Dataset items
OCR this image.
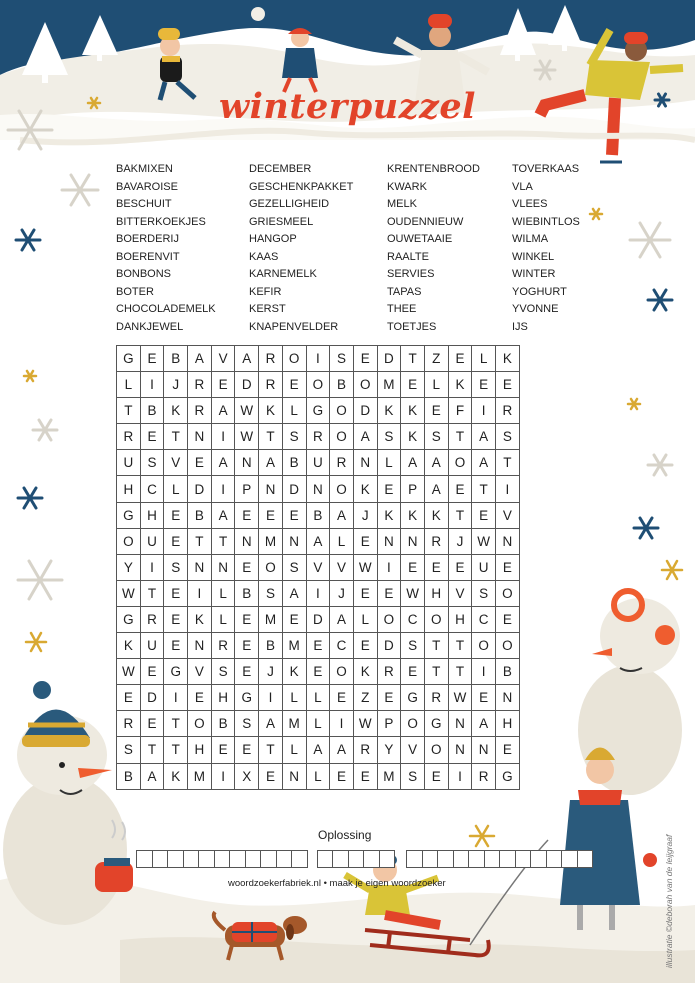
winterpuzzel
BAKMIXEN
BAVAROISE
BESCHUIT
BITTERKOEKJES
BOERDERIJ
BOERENVIT
BONBONS
BOTER
CHOCOLADEMELK
DANKJEWEL
DECEMBER
GESCHENKPAKKET
GEZELLIGHEID
GRIESMEEL
HANGOP
KAAS
KARNEMELK
KEFIR
KERST
KNAPENVELDER
KRENTENBROOD
KWARK
MELK
OUDENNIEUW
OUWETAAIE
RAALTE
SERVIES
TAPAS
THEE
TOETJES
TOVERKAAS
VLA
VLEES
WIEBINTLOS
WILMA
WINKEL
WINTER
YOGHURT
YVONNE
IJS
G	E	B	A	V	A	R	O	I	S	E	D	T	Z	E	L	K
L	I	J	R	E	D	R	E	O	B	O	M	E	L	K	E	E
T	B	K	R	A	W	K	L	G	O	D	K	K	E	F	I	R
R	E	T	N	I	W	T	S	R	O	A	S	K	S	T	A	S
U	S	V	E	A	N	A	B	U	R	N	L	A	A	O	A	T
H	C	L	D	I	P	N	D	N	O	K	E	P	A	E	T	I
G	H	E	B	A	E	E	E	B	A	J	K	K	K	T	E	V
O	U	E	T	T	N	M	N	A	L	E	N	N	R	J	W	N
Y	I	S	N	N	E	O	S	V	V	W	I	E	E	E	U	E
W	T	E	I	L	B	S	A	I	J	E	E	W	H	V	S	O
G	R	E	K	L	E	M	E	D	A	L	O	C	O	H	C	E
K	U	E	N	R	E	B	M	E	C	E	D	S	T	T	O	O
W	E	G	V	S	E	J	K	E	O	K	R	E	T	T	I	B
E	D	I	E	H	G	I	L	L	E	Z	E	G	R	W	E	N
R	E	T	O	B	S	A	M	L	I	W	P	O	G	N	A	H
S	T	T	H	E	E	T	L	A	A	R	Y	V	O	N	N	E
B	A	K	M	I	X	E	N	L	E	E	M	S	E	I	R	G
Oplossing
woordzoekerfabriek.nl • maak je eigen woordzoeker	illustratie ©deborah van de leijgraaf
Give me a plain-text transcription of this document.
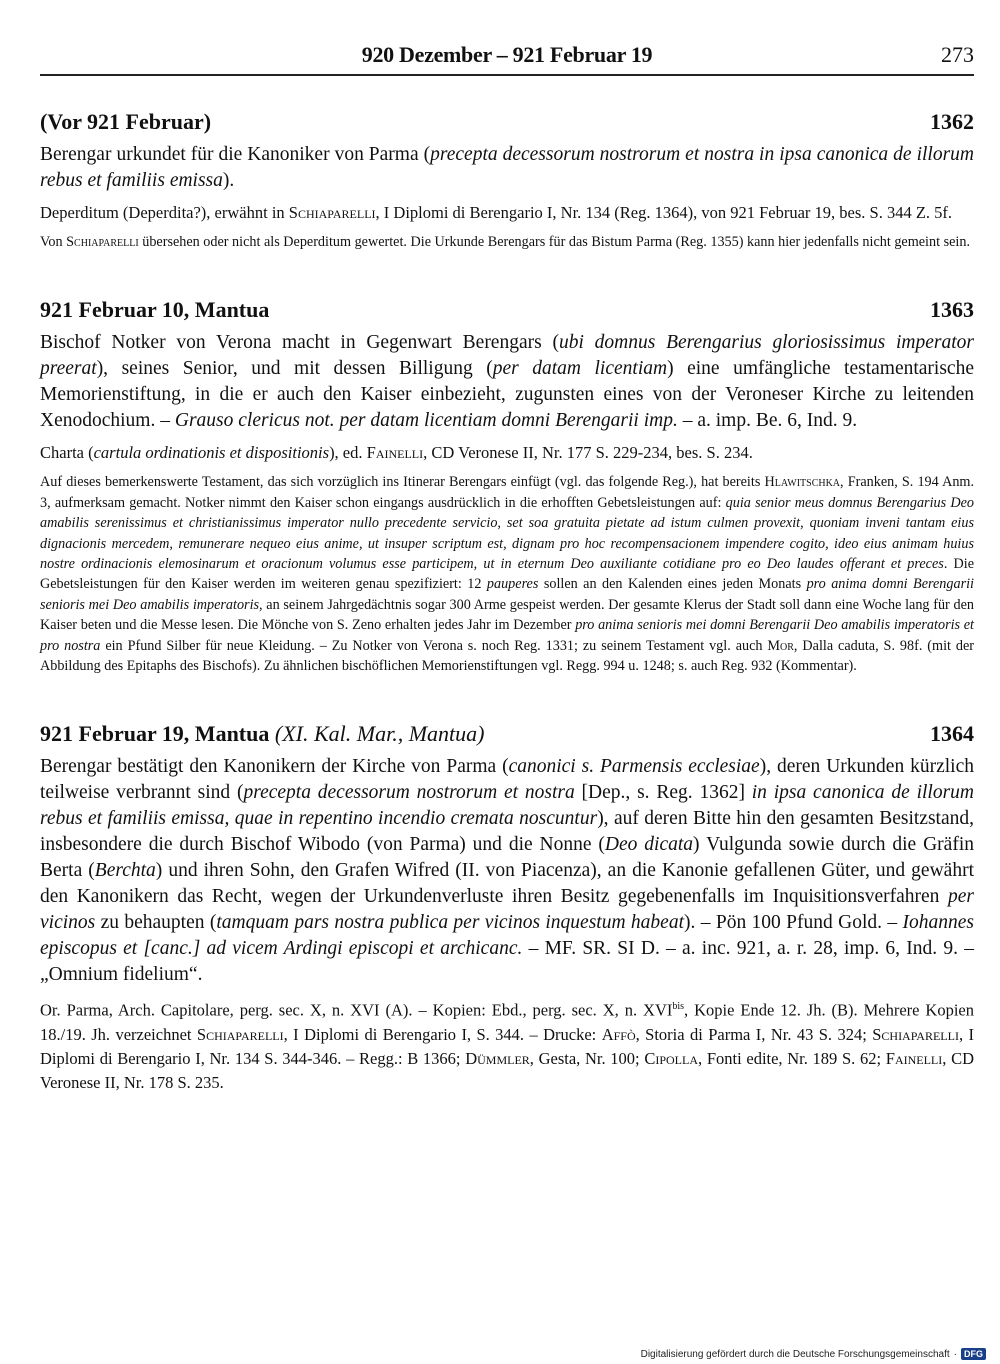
920 Dezember – 921 Februar 19	273
(Vor 921 Februar)	1362

Berengar urkundet für die Kanoniker von Parma (precepta decessorum nostrorum et nostra in ipsa canonica de illorum rebus et familiis emissa).

Deperditum (Deperdita?), erwähnt in Schiaparelli, I Diplomi di Berengario I, Nr. 134 (Reg. 1364), von 921 Februar 19, bes. S. 344 Z. 5f.

Von Schiaparelli übersehen oder nicht als Deperditum gewertet. Die Urkunde Berengars für das Bistum Parma (Reg. 1355) kann hier jedenfalls nicht gemeint sein.

921 Februar 10, Mantua	1363

Bischof Notker von Verona macht in Gegenwart Berengars (ubi domnus Berengarius gloriosissimus imperator preerat), seines Senior, und mit dessen Billigung (per datam licentiam) eine umfängliche testamentarische Memorienstiftung, in die er auch den Kaiser einbezieht, zugunsten eines von der Veroneser Kirche zu leitenden Xenodochium. – Grauso clericus not. per datam licentiam domni Berengarii imp. – a. imp. Be. 6, Ind. 9.

Charta (cartula ordinationis et dispositionis), ed. Fainelli, CD Veronese II, Nr. 177 S. 229-234, bes. S. 234.

Auf dieses bemerkenswerte Testament, das sich vorzüglich ins Itinerar Berengars einfügt (vgl. das folgende Reg.), hat bereits Hlawitschka, Franken, S. 194 Anm. 3, aufmerksam gemacht. Notker nimmt den Kaiser schon eingangs ausdrücklich in die erhofften Gebetsleistungen auf: quia senior meus domnus Berengarius Deo amabilis serenissimus et christianissimus imperator nullo precedente servicio, set soa gratuita pietate ad istum culmen provexit, quoniam inveni tantam eius dignacionis mercedem, remunerare nequeo eius anime, ut insuper scriptum est, dignam pro hoc recompensacionem impendere cogito, ideo eius animam huius nostre ordinacionis elemosinarum et oracionum volumus esse participem, ut in eternum Deo auxiliante cotidiane pro eo Deo laudes offerant et preces. Die Gebetsleistungen für den Kaiser werden im weiteren genau spezifiziert: 12 pauperes sollen an den Kalenden eines jeden Monats pro anima domni Berengarii senioris mei Deo amabilis imperatoris, an seinem Jahrgedächtnis sogar 300 Arme gespeist werden. Der gesamte Klerus der Stadt soll dann eine Woche lang für den Kaiser beten und die Messe lesen. Die Mönche von S. Zeno erhalten jedes Jahr im Dezember pro anima senioris mei domni Berengarii Deo amabilis imperatoris et pro nostra ein Pfund Silber für neue Kleidung. – Zu Notker von Verona s. noch Reg. 1331; zu seinem Testament vgl. auch Mor, Dalla caduta, S. 98f. (mit der Abbildung des Epitaphs des Bischofs). Zu ähnlichen bischöflichen Memorienstiftungen vgl. Regg. 994 u. 1248; s. auch Reg. 932 (Kommentar).

921 Februar 19, Mantua (XI. Kal. Mar., Mantua)	1364

Berengar bestätigt den Kanonikern der Kirche von Parma (canonici s. Parmensis ecclesiae), deren Urkunden kürzlich teilweise verbrannt sind (precepta decessorum nostrorum et nostra [Dep., s. Reg. 1362] in ipsa canonica de illorum rebus et familiis emissa, quae in repentino incendio cremata noscuntur), auf deren Bitte hin den gesamten Besitzstand, insbesondere die durch Bischof Wibodo (von Parma) und die Nonne (Deo dicata) Vulgunda sowie durch die Gräfin Berta (Berchta) und ihren Sohn, den Grafen Wifred (II. von Piacenza), an die Kanonie gefallenen Güter, und gewährt den Kanonikern das Recht, wegen der Urkundenverluste ihren Besitz gegebenenfalls im Inquisitionsverfahren per vicinos zu behaupten (tamquam pars nostra publica per vicinos inquestum habeat). – Pön 100 Pfund Gold. – Iohannes episcopus et [canc.] ad vicem Ardingi episcopi et archicanc. – MF. SR. SI D. – a. inc. 921, a. r. 28, imp. 6, Ind. 9. – „Omnium fidelium“.

Or. Parma, Arch. Capitolare, perg. sec. X, n. XVI (A). – Kopien: Ebd., perg. sec. X, n. $XVI^{bis}$, Kopie Ende 12. Jh. (B). Mehrere Kopien 18./19. Jh. verzeichnet Schiaparelli, I Diplomi di Berengario I, S. 344. – Drucke: Affò, Storia di Parma I, Nr. 43 S. 324; Schiaparelli, I Diplomi di Berengario I, Nr. 134 S. 344-346. – Regg.: B 1366; Dümmler, Gesta, Nr. 100; Cipolla, Fonti edite, Nr. 189 S. 62; Fainelli, CD Veronese II, Nr. 178 S. 235.

Digitalisierung gefördert durch die Deutsche Forschungsgemeinschaft · DFG
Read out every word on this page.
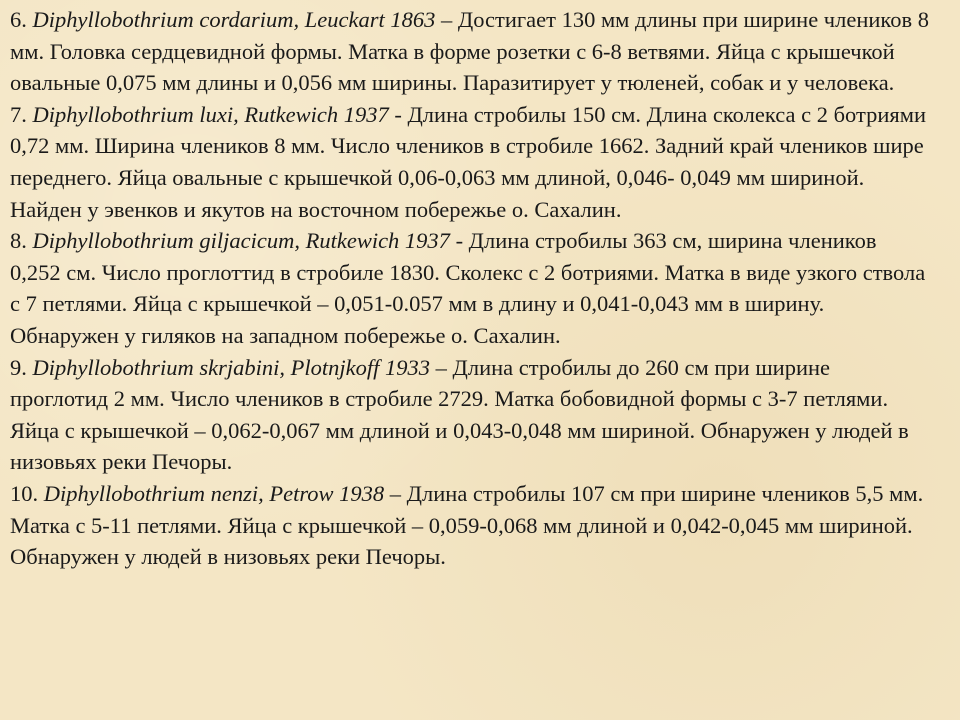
6. Diphyllobothrium cordarium, Leuckart 1863 – Достигает 130 мм длины при ширине члеников 8 мм. Головка сердцевидной формы. Матка в форме розетки с 6-8 ветвями. Яйца с крышечкой овальные 0,075 мм длины и 0,056 мм ширины. Паразитирует у тюленей, собак и у человека.

7. Diphyllobothrium luxi, Rutkewich 1937 - Длина стробилы 150 см. Длина сколекса с 2 ботриями 0,72 мм. Ширина члеников 8 мм. Число члеников в стробиле 1662. Задний край члеников шире переднего. Яйца овальные с крышечкой 0,06-0,063 мм длиной, 0,046- 0,049 мм шириной. Найден у эвенков и якутов на восточном побережье о. Сахалин.

8. Diphyllobothrium giljacicum, Rutkewich 1937 - Длина стробилы 363 см, ширина члеников 0,252 см. Число проглоттид в стробиле 1830. Сколекс с 2 ботриями. Матка в виде узкого ствола с 7 петлями. Яйца с крышечкой – 0,051-0.057 мм в длину и 0,041-0,043 мм в ширину. Обнаружен у гиляков на западном побережье о. Сахалин.

9. Diphyllobothrium skrjabini, Plotnjkoff 1933 – Длина стробилы до 260 см при ширине проглотид 2 мм. Число члеников в стробиле 2729. Матка бобовидной формы с 3-7 петлями. Яйца с крышечкой – 0,062-0,067 мм длиной и 0,043-0,048 мм шириной. Обнаружен у людей в низовьях реки Печоры.

10. Diphyllobothrium nenzi, Petrow 1938 – Длина стробилы 107 см при ширине члеников 5,5 мм. Матка с 5-11 петлями. Яйца с крышечкой – 0,059-0,068 мм длиной и 0,042-0,045 мм шириной. Обнаружен у людей в низовьях реки Печоры.
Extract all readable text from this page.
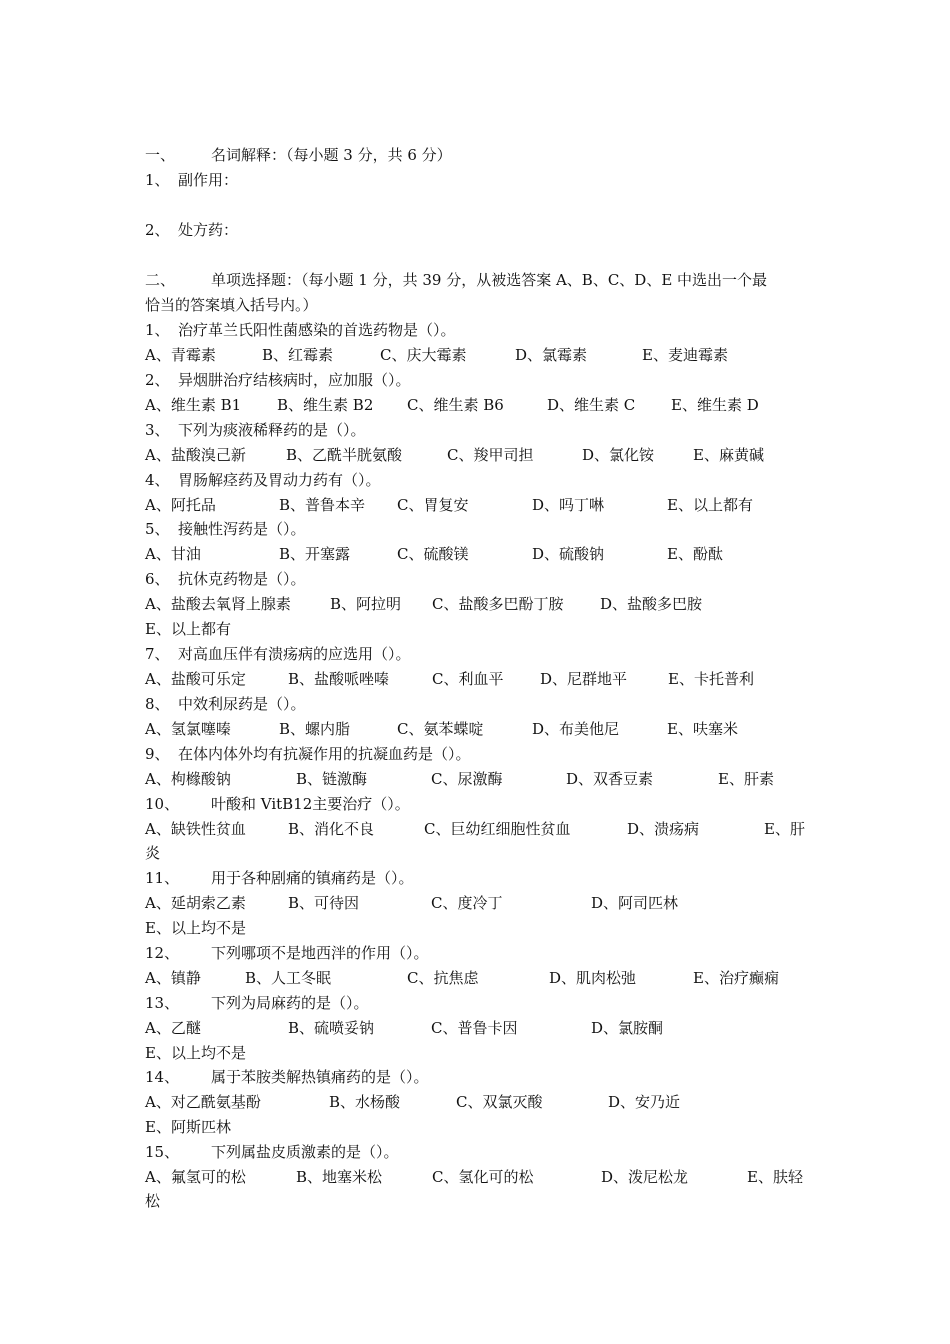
一、 名词解释：（每小题 3 分，共 6 分）
1、 副作用：
2、 处方药：
二、 单项选择题：（每小题 1 分，共 39 分，从被选答案 A、B、C、D、E 中选出一个最
恰当的答案填入括号内。）
1、 治疗革兰氏阳性菌感染的首选药物是（）。
A、青霉素	B、红霉素	C、庆大霉素	D、氯霉素	E、麦迪霉素
2、 异烟肼治疗结核病时，应加服（）。
A、维生素 B1 B、维生素 B2 C、维生素 B6	D、维生素 C E、维生素 D
3、 下列为痰液稀释药的是（）。
A、盐酸溴己新	B、乙酰半胱氨酸	C、羧甲司担	D、氯化铵	E、麻黄碱
4、 胃肠解痉药及胃动力药有（）。
A、阿托品	B、普鲁本辛 C、胃复安	D、吗丁啉	E、以上都有
5、 接触性泻药是（）。
A、甘油	B、开塞露	C、硫酸镁	D、硫酸钠	E、酚酞
6、 抗休克药物是（）。
A、盐酸去氧肾上腺素	B、阿拉明 C、盐酸多巴酚丁胺 D、盐酸多巴胺
E、以上都有
7、 对高血压伴有溃疡病的应选用（）。
A、盐酸可乐定	B、盐酸哌唑嗪	C、利血平 D、尼群地平	E、卡托普利
8、 中效利尿药是（）。
A、氢氯噻嗪	B、螺内脂	C、氨苯蝶啶	D、布美他尼	E、呋塞米
9、 在体内体外均有抗凝作用的抗凝血药是（）。
A、枸橼酸钠	B、链激酶	C、尿激酶	D、双香豆素	E、肝素
10、 叶酸和 VitB12主要治疗（）。
A、缺铁性贫血	B、消化不良	C、巨幼红细胞性贫血	D、溃疡病	E、肝
炎
11、 用于各种剧痛的镇痛药是（）。
A、延胡索乙素	B、可待因	C、度冷丁	D、阿司匹林
E、以上均不是
12、 下列哪项不是地西泮的作用（）。
A、镇静	B、人工冬眠	C、抗焦虑	D、肌肉松弛	E、治疗癫痫
13、 下列为局麻药的是（）。
A、乙醚	B、硫喷妥钠	C、普鲁卡因	D、氯胺酮
E、以上均不是
14、 属于苯胺类解热镇痛药的是（）。
A、对乙酰氨基酚	B、水杨酸	C、双氯灭酸	D、安乃近
E、阿斯匹林
15、 下列属盐皮质激素的是（）。
A、氟氢可的松	B、地塞米松	C、氢化可的松	D、泼尼松龙	E、肤轻
松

*WHAT IS BEING ASKED*:
Look through the material above and pick out each line holding the word "Mantua".

*TASK ANSWER*:
921 Februar 10, Mantua	1363
921 Februar 19, Mantua (XI. Kal. Mar., Mantua)	1364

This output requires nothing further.